■ **WHAT YOU ARE ASKED TO DO**
Would you return the complete listing below word for word?

■ **STORED RECORDS**
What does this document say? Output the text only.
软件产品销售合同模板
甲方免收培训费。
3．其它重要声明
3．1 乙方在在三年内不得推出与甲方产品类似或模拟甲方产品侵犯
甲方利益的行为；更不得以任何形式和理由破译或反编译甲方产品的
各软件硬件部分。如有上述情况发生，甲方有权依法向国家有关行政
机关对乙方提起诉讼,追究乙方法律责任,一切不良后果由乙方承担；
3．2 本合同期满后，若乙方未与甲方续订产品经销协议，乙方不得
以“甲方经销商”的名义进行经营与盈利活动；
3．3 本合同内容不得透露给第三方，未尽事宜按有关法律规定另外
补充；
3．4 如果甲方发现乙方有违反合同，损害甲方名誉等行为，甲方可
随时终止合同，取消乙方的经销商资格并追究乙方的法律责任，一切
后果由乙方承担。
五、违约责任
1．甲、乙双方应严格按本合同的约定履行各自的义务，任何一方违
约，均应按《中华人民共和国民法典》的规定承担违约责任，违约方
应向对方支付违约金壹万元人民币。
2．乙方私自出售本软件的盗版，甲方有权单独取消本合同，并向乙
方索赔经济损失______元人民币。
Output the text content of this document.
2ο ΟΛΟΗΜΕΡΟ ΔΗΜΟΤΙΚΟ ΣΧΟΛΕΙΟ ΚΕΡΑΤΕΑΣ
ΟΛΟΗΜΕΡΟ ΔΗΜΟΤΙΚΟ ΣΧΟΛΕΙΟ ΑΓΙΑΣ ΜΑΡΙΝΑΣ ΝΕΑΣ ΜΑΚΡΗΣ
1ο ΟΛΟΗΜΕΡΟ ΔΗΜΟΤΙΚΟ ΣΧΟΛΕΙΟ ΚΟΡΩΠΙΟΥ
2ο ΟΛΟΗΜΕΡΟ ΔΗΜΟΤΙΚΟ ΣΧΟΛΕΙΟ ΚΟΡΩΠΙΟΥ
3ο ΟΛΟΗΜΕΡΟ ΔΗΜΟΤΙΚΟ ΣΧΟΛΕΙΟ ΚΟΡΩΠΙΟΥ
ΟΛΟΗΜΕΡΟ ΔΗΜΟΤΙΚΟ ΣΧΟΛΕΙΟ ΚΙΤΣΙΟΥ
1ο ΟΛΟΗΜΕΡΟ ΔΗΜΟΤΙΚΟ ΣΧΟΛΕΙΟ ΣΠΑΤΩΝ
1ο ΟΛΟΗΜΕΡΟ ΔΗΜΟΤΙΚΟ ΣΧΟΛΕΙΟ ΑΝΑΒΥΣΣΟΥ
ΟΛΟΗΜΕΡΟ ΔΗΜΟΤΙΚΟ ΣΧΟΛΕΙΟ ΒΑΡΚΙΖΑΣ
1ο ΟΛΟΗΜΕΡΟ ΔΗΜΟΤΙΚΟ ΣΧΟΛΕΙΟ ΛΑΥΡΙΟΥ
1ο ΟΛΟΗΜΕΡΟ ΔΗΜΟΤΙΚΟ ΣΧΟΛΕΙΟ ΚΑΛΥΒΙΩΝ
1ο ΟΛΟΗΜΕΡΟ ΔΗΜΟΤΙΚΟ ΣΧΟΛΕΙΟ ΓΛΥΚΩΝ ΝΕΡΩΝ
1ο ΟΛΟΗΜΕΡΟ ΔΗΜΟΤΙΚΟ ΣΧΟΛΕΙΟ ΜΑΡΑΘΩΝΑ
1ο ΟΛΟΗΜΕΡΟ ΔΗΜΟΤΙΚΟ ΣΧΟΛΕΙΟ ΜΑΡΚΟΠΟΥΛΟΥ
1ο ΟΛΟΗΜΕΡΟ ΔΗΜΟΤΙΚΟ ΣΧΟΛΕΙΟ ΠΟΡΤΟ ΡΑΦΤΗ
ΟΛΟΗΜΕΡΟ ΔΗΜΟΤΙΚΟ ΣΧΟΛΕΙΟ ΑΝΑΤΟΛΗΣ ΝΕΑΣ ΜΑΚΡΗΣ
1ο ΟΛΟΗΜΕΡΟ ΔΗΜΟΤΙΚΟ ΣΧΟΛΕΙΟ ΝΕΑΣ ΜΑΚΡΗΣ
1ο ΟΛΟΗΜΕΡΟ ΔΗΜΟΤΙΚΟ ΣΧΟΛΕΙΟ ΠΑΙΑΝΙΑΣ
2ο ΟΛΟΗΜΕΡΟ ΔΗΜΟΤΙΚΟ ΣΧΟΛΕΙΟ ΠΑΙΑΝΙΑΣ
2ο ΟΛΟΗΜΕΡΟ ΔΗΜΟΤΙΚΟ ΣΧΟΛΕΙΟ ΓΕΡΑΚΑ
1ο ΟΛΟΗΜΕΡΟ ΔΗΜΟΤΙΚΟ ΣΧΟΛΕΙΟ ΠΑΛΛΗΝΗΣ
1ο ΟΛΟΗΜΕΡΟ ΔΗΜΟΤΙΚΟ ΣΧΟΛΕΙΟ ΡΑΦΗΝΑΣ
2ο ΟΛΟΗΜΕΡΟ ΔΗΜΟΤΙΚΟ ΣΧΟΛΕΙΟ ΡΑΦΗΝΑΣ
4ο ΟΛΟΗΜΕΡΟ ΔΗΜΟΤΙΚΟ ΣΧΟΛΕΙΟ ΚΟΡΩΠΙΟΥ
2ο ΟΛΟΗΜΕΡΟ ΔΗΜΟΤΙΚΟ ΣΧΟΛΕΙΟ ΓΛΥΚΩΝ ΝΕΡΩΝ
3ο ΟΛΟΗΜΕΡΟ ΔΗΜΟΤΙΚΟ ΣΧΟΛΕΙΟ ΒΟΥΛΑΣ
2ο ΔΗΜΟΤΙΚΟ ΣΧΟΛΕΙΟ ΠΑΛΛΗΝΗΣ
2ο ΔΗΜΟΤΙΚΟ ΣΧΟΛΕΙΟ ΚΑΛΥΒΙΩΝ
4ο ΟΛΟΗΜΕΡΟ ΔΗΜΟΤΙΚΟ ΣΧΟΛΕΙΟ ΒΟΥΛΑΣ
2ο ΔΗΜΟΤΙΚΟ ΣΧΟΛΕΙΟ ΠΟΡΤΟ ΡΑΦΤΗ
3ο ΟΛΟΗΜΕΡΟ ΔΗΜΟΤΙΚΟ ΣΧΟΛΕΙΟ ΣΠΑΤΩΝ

■ **COMPLETE OUTPUT**
What does this document say? Output the text only.
软件产品销售合同模板
甲方免收培训费。
3．其它重要声明
3．1 乙方在在三年内不得推出与甲方产品类似或模拟甲方产品侵犯
甲方利益的行为；更不得以任何形式和理由破译或反编译甲方产品的
各软件硬件部分。如有上述情况发生，甲方有权依法向国家有关行政
机关对乙方提起诉讼,追究乙方法律责任,一切不良后果由乙方承担；
3．2 本合同期满后，若乙方未与甲方续订产品经销协议，乙方不得
以“甲方经销商”的名义进行经营与盈利活动；
3．3 本合同内容不得透露给第三方，未尽事宜按有关法律规定另外
补充；
3．4 如果甲方发现乙方有违反合同，损害甲方名誉等行为，甲方可
随时终止合同，取消乙方的经销商资格并追究乙方的法律责任，一切
后果由乙方承担。
五、违约责任
1．甲、乙双方应严格按本合同的约定履行各自的义务，任何一方违
约，均应按《中华人民共和国民法典》的规定承担违约责任，违约方
应向对方支付违约金壹万元人民币。
2．乙方私自出售本软件的盗版，甲方有权单独取消本合同，并向乙
方索赔经济损失______元人民币。
Output the text content of this document.
2ο ΟΛΟΗΜΕΡΟ ΔΗΜΟΤΙΚΟ ΣΧΟΛΕΙΟ ΚΕΡΑΤΕΑΣ
ΟΛΟΗΜΕΡΟ ΔΗΜΟΤΙΚΟ ΣΧΟΛΕΙΟ ΑΓΙΑΣ ΜΑΡΙΝΑΣ ΝΕΑΣ ΜΑΚΡΗΣ
1ο ΟΛΟΗΜΕΡΟ ΔΗΜΟΤΙΚΟ ΣΧΟΛΕΙΟ ΚΟΡΩΠΙΟΥ
2ο ΟΛΟΗΜΕΡΟ ΔΗΜΟΤΙΚΟ ΣΧΟΛΕΙΟ ΚΟΡΩΠΙΟΥ
3ο ΟΛΟΗΜΕΡΟ ΔΗΜΟΤΙΚΟ ΣΧΟΛΕΙΟ ΚΟΡΩΠΙΟΥ
ΟΛΟΗΜΕΡΟ ΔΗΜΟΤΙΚΟ ΣΧΟΛΕΙΟ ΚΙΤΣΙΟΥ
1ο ΟΛΟΗΜΕΡΟ ΔΗΜΟΤΙΚΟ ΣΧΟΛΕΙΟ ΣΠΑΤΩΝ
1ο ΟΛΟΗΜΕΡΟ ΔΗΜΟΤΙΚΟ ΣΧΟΛΕΙΟ ΑΝΑΒΥΣΣΟΥ
ΟΛΟΗΜΕΡΟ ΔΗΜΟΤΙΚΟ ΣΧΟΛΕΙΟ ΒΑΡΚΙΖΑΣ
1ο ΟΛΟΗΜΕΡΟ ΔΗΜΟΤΙΚΟ ΣΧΟΛΕΙΟ ΛΑΥΡΙΟΥ
1ο ΟΛΟΗΜΕΡΟ ΔΗΜΟΤΙΚΟ ΣΧΟΛΕΙΟ ΚΑΛΥΒΙΩΝ
1ο ΟΛΟΗΜΕΡΟ ΔΗΜΟΤΙΚΟ ΣΧΟΛΕΙΟ ΓΛΥΚΩΝ ΝΕΡΩΝ
1ο ΟΛΟΗΜΕΡΟ ΔΗΜΟΤΙΚΟ ΣΧΟΛΕΙΟ ΜΑΡΑΘΩΝΑ
1ο ΟΛΟΗΜΕΡΟ ΔΗΜΟΤΙΚΟ ΣΧΟΛΕΙΟ ΜΑΡΚΟΠΟΥΛΟΥ
1ο ΟΛΟΗΜΕΡΟ ΔΗΜΟΤΙΚΟ ΣΧΟΛΕΙΟ ΠΟΡΤΟ ΡΑΦΤΗ
ΟΛΟΗΜΕΡΟ ΔΗΜΟΤΙΚΟ ΣΧΟΛΕΙΟ ΑΝΑΤΟΛΗΣ ΝΕΑΣ ΜΑΚΡΗΣ
1ο ΟΛΟΗΜΕΡΟ ΔΗΜΟΤΙΚΟ ΣΧΟΛΕΙΟ ΝΕΑΣ ΜΑΚΡΗΣ
1ο ΟΛΟΗΜΕΡΟ ΔΗΜΟΤΙΚΟ ΣΧΟΛΕΙΟ ΠΑΙΑΝΙΑΣ
2ο ΟΛΟΗΜΕΡΟ ΔΗΜΟΤΙΚΟ ΣΧΟΛΕΙΟ ΠΑΙΑΝΙΑΣ
2ο ΟΛΟΗΜΕΡΟ ΔΗΜΟΤΙΚΟ ΣΧΟΛΕΙΟ ΓΕΡΑΚΑ
1ο ΟΛΟΗΜΕΡΟ ΔΗΜΟΤΙΚΟ ΣΧΟΛΕΙΟ ΠΑΛΛΗΝΗΣ
1ο ΟΛΟΗΜΕΡΟ ΔΗΜΟΤΙΚΟ ΣΧΟΛΕΙΟ ΡΑΦΗΝΑΣ
2ο ΟΛΟΗΜΕΡΟ ΔΗΜΟΤΙΚΟ ΣΧΟΛΕΙΟ ΡΑΦΗΝΑΣ
4ο ΟΛΟΗΜΕΡΟ ΔΗΜΟΤΙΚΟ ΣΧΟΛΕΙΟ ΚΟΡΩΠΙΟΥ
2ο ΟΛΟΗΜΕΡΟ ΔΗΜΟΤΙΚΟ ΣΧΟΛΕΙΟ ΓΛΥΚΩΝ ΝΕΡΩΝ
3ο ΟΛΟΗΜΕΡΟ ΔΗΜΟΤΙΚΟ ΣΧΟΛΕΙΟ ΒΟΥΛΑΣ
2ο ΔΗΜΟΤΙΚΟ ΣΧΟΛΕΙΟ ΠΑΛΛΗΝΗΣ
2ο ΔΗΜΟΤΙΚΟ ΣΧΟΛΕΙΟ ΚΑΛΥΒΙΩΝ
4ο ΟΛΟΗΜΕΡΟ ΔΗΜΟΤΙΚΟ ΣΧΟΛΕΙΟ ΒΟΥΛΑΣ
2ο ΔΗΜΟΤΙΚΟ ΣΧΟΛΕΙΟ ΠΟΡΤΟ ΡΑΦΤΗ
3ο ΟΛΟΗΜΕΡΟ ΔΗΜΟΤΙΚΟ ΣΧΟΛΕΙΟ ΣΠΑΤΩΝ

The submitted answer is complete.